Work out how many lines have "efectivo" in them. Give only that number.

### [Stored data]
....................

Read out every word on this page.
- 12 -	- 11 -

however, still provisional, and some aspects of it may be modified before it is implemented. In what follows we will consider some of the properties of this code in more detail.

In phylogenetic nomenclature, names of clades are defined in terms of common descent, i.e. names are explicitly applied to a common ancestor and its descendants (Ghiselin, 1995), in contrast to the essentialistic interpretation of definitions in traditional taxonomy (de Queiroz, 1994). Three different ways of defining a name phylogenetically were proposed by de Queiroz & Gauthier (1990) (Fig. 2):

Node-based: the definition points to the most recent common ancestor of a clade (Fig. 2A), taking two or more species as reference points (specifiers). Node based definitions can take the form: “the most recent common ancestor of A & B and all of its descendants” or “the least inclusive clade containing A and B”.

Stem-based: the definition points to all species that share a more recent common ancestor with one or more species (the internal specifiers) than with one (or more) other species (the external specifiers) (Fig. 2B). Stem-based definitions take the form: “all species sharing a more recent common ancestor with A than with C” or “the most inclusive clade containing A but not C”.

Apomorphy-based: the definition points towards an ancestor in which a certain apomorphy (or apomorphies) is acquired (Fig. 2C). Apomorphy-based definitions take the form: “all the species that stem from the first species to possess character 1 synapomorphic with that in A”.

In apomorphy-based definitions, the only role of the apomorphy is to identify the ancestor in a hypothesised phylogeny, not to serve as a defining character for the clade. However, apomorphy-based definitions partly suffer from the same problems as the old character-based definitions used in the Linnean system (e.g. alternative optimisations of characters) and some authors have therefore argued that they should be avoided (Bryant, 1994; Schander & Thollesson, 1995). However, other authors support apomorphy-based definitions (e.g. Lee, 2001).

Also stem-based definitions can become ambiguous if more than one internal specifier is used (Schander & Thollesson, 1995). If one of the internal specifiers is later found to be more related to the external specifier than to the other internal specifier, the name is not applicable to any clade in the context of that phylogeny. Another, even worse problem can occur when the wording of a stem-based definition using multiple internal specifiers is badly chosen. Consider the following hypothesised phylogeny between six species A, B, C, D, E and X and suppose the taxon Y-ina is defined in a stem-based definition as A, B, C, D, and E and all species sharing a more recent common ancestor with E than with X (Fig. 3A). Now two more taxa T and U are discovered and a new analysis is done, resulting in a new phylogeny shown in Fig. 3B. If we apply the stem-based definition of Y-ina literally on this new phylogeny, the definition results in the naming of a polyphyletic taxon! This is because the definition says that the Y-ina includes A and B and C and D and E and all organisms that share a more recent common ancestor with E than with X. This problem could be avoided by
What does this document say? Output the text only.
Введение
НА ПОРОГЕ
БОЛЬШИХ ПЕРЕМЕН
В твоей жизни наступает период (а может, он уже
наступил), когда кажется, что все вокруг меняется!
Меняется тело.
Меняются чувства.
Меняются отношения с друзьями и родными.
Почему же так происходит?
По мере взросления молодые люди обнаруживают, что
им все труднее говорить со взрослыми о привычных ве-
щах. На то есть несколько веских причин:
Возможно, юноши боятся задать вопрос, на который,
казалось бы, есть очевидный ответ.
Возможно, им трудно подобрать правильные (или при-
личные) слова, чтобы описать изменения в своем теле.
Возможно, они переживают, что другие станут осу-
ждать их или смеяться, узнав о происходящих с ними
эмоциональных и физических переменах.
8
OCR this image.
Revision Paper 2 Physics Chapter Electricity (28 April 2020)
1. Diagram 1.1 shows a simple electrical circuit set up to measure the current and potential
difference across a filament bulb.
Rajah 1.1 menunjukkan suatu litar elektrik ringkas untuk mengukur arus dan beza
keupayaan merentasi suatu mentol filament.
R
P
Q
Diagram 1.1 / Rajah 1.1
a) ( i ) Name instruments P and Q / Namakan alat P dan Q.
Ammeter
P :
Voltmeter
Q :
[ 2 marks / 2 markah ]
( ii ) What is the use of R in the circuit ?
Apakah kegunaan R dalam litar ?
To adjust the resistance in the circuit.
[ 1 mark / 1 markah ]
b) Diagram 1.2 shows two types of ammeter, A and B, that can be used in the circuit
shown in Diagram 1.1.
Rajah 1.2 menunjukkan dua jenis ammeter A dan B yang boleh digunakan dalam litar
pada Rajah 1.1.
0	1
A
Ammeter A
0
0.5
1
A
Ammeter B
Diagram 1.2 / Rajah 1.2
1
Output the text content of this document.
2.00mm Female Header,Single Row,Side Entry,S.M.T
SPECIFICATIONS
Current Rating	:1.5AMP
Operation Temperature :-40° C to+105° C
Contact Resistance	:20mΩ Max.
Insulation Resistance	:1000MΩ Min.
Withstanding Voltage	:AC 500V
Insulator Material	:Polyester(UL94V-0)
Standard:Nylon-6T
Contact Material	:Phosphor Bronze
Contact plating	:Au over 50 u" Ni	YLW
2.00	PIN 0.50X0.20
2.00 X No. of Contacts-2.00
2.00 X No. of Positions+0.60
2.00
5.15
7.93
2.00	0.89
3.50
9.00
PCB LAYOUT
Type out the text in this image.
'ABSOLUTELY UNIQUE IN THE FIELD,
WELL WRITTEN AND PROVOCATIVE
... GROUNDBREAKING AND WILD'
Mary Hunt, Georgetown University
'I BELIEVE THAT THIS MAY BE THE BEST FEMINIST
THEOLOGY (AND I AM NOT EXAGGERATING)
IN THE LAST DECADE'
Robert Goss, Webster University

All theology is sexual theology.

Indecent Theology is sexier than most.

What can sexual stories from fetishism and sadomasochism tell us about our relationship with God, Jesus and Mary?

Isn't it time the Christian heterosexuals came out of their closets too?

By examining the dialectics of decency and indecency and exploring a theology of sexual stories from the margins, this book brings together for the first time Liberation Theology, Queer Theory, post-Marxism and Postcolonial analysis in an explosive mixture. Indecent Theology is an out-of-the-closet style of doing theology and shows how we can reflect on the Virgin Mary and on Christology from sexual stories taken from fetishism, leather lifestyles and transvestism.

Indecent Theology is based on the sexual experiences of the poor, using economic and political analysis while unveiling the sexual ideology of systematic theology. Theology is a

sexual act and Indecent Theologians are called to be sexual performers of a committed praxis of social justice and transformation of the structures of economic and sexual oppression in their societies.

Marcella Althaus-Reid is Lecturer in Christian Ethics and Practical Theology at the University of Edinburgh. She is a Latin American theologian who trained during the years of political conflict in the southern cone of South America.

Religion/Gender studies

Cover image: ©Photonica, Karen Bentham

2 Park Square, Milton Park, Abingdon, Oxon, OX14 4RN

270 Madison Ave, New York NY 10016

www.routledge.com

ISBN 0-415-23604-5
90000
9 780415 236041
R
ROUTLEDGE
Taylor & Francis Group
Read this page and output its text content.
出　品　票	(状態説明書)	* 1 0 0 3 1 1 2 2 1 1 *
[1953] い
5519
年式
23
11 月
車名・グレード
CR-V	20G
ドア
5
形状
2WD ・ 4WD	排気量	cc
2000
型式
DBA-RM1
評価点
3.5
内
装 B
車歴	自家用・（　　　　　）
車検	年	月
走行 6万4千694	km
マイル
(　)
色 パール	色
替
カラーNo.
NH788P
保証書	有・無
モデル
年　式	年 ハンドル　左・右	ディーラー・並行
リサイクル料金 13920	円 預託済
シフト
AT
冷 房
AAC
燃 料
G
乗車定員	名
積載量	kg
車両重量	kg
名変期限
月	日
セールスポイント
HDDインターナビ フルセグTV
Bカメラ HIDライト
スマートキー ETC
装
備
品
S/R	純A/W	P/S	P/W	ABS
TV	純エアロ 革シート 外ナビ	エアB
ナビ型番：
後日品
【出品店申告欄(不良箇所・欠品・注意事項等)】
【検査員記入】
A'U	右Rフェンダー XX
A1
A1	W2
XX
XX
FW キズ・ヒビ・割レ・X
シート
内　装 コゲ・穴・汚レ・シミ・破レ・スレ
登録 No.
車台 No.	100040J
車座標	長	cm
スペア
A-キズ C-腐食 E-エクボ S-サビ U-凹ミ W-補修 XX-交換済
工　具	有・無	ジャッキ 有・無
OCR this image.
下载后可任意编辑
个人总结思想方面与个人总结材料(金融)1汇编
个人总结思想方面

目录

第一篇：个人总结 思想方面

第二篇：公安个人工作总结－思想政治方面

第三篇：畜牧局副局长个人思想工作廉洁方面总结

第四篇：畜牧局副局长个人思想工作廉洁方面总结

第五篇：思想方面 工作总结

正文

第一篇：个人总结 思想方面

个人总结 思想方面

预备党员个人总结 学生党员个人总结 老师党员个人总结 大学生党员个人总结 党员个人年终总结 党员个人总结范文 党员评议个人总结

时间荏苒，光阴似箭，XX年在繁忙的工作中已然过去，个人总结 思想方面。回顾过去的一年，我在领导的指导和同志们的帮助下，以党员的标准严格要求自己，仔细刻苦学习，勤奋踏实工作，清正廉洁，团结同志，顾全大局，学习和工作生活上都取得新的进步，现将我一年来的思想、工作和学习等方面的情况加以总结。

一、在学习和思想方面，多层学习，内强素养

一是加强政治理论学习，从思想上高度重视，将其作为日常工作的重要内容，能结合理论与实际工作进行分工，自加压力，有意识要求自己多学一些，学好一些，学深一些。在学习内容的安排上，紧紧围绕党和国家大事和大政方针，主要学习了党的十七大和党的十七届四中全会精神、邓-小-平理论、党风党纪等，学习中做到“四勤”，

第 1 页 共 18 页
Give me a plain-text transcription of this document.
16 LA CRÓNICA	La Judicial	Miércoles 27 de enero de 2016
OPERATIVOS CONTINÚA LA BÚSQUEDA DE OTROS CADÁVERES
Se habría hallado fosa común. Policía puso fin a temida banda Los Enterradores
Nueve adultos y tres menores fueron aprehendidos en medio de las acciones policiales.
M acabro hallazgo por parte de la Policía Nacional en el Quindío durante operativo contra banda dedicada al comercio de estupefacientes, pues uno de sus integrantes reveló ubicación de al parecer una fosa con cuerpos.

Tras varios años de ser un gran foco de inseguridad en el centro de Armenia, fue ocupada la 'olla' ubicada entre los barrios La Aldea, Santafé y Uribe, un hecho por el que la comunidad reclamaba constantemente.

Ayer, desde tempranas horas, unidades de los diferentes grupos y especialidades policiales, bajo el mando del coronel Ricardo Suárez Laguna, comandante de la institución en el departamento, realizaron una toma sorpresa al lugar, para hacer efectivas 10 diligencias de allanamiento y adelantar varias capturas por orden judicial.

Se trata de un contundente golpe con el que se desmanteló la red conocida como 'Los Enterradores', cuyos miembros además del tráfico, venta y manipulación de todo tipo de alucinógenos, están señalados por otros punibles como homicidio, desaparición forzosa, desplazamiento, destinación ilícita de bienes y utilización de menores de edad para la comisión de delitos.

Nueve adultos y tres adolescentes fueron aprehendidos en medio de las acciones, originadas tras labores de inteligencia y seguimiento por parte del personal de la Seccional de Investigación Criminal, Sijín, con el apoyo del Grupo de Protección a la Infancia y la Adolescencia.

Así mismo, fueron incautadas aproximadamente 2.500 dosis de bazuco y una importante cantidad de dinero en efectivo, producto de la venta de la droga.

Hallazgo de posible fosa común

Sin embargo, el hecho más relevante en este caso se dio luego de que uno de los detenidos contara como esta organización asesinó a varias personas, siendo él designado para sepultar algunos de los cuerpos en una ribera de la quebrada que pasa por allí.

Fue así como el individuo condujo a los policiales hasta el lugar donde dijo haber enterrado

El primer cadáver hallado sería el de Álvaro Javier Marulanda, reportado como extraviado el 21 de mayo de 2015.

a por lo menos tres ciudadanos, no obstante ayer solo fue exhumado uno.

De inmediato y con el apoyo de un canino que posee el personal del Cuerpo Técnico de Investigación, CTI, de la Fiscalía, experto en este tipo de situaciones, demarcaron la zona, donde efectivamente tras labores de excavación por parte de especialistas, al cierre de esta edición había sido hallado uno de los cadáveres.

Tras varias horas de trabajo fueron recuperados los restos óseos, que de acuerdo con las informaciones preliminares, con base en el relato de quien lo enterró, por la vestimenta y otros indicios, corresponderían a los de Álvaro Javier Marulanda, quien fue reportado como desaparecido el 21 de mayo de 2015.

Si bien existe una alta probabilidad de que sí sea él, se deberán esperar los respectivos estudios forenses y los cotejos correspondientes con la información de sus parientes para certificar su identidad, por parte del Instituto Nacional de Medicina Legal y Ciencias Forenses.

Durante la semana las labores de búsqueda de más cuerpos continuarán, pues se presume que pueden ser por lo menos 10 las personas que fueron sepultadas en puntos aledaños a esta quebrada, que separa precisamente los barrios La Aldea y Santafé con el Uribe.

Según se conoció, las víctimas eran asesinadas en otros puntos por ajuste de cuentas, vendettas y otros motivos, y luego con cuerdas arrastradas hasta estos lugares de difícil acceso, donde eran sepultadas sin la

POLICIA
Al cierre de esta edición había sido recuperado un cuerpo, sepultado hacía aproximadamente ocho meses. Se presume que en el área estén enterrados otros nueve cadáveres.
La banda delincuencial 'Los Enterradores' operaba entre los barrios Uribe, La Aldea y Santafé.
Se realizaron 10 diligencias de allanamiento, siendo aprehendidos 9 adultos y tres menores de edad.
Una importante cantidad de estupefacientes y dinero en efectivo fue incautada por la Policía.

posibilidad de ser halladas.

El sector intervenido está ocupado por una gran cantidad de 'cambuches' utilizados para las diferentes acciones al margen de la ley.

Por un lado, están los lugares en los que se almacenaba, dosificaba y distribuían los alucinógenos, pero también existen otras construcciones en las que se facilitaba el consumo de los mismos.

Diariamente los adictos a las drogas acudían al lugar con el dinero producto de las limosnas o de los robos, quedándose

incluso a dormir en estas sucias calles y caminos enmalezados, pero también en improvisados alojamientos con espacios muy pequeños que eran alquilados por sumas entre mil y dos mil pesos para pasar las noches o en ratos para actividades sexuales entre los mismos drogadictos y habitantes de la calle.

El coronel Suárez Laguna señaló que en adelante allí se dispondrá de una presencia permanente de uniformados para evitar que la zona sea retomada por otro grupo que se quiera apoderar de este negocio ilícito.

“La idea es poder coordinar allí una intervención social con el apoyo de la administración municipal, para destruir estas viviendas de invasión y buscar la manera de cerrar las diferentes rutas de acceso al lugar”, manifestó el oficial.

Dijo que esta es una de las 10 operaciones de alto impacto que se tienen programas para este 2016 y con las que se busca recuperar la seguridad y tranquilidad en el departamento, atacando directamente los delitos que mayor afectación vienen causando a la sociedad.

....................

### [Response to the exercise]
2